▶ _Directions for this task_: Reproduce the data below in full and exclude every picture.

====== Materials provided

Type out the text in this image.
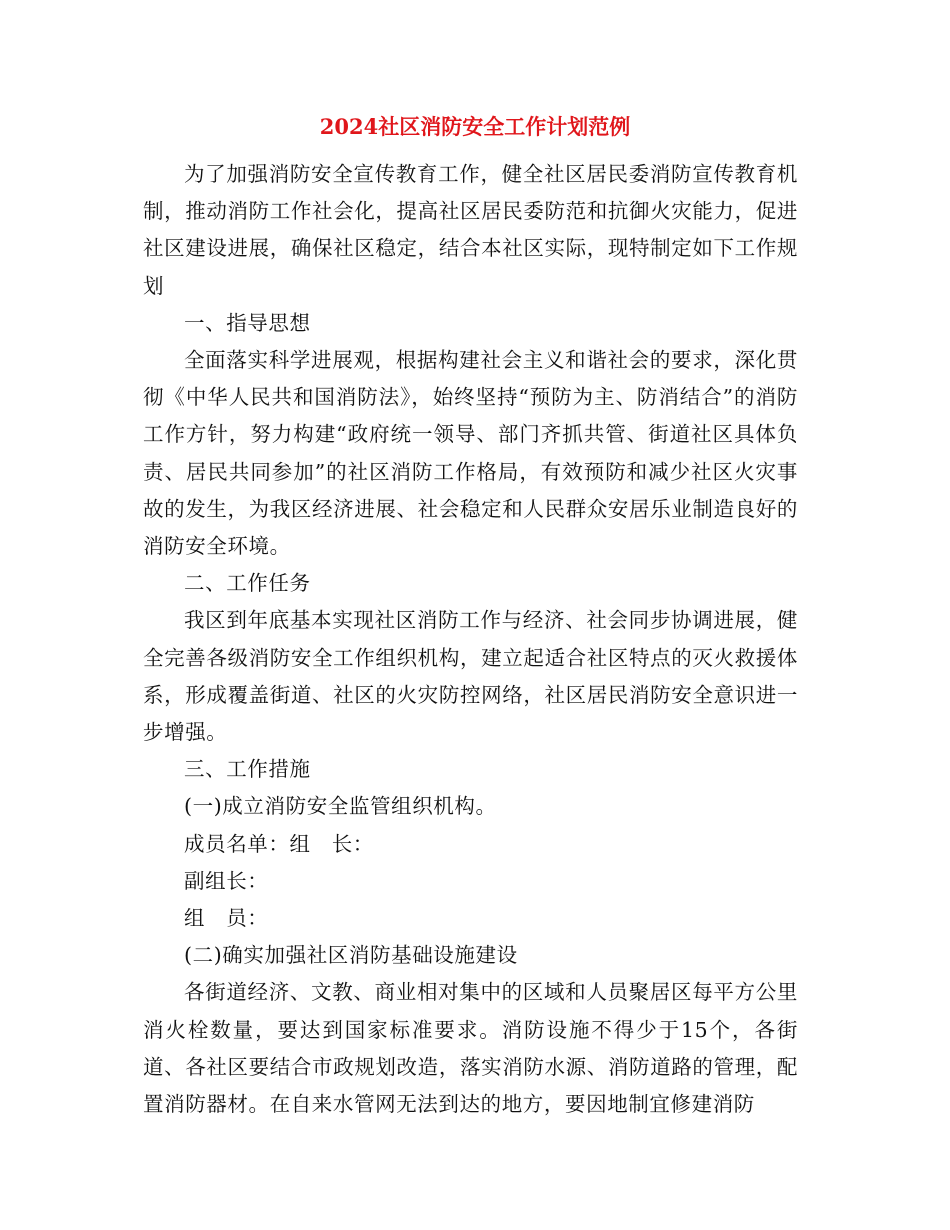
2024社区消防安全工作计划范例

为了加强消防安全宣传教育工作，健全社区居民委消防宣传教育机制，推动消防工作社会化，提高社区居民委防范和抗御火灾能力，促进社区建设进展，确保社区稳定，结合本社区实际，现特制定如下工作规划

一、指导思想

全面落实科学进展观，根据构建社会主义和谐社会的要求，深化贯彻《中华人民共和国消防法》，始终坚持“预防为主、防消结合”的消防工作方针，努力构建“政府统一领导、部门齐抓共管、街道社区具体负责、居民共同参加”的社区消防工作格局，有效预防和减少社区火灾事故的发生，为我区经济进展、社会稳定和人民群众安居乐业制造良好的消防安全环境。

二、工作任务

我区到年底基本实现社区消防工作与经济、社会同步协调进展，健全完善各级消防安全工作组织机构，建立起适合社区特点的灭火救援体系，形成覆盖街道、社区的火灾防控网络，社区居民消防安全意识进一步增强。

三、工作措施

(一)成立消防安全监管组织机构。

成员名单：组　长：

副组长：

组　员：

(二)确实加强社区消防基础设施建设

各街道经济、文教、商业相对集中的区域和人员聚居区每平方公里消火栓数量，要达到国家标准要求。消防设施不得少于15个，各街道、各社区要结合市政规划改造，落实消防水源、消防道路的管理，配置消防器材。在自来水管网无法到达的地方，要因地制宜修建消防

============

▶ _Written response_:
Type out the text in this image.
2024社区消防安全工作计划范例

为了加强消防安全宣传教育工作，健全社区居民委消防宣传教育机制，推动消防工作社会化，提高社区居民委防范和抗御火灾能力，促进社区建设进展，确保社区稳定，结合本社区实际，现特制定如下工作规划

一、指导思想

全面落实科学进展观，根据构建社会主义和谐社会的要求，深化贯彻《中华人民共和国消防法》，始终坚持“预防为主、防消结合”的消防工作方针，努力构建“政府统一领导、部门齐抓共管、街道社区具体负责、居民共同参加”的社区消防工作格局，有效预防和减少社区火灾事故的发生，为我区经济进展、社会稳定和人民群众安居乐业制造良好的消防安全环境。

二、工作任务

我区到年底基本实现社区消防工作与经济、社会同步协调进展，健全完善各级消防安全工作组织机构，建立起适合社区特点的灭火救援体系，形成覆盖街道、社区的火灾防控网络，社区居民消防安全意识进一步增强。

三、工作措施

(一)成立消防安全监管组织机构。

成员名单：组　长：

副组长：

组　员：

(二)确实加强社区消防基础设施建设

各街道经济、文教、商业相对集中的区域和人员聚居区每平方公里消火栓数量，要达到国家标准要求。消防设施不得少于15个，各街道、各社区要结合市政规划改造，落实消防水源、消防道路的管理，配置消防器材。在自来水管网无法到达的地方，要因地制宜修建消防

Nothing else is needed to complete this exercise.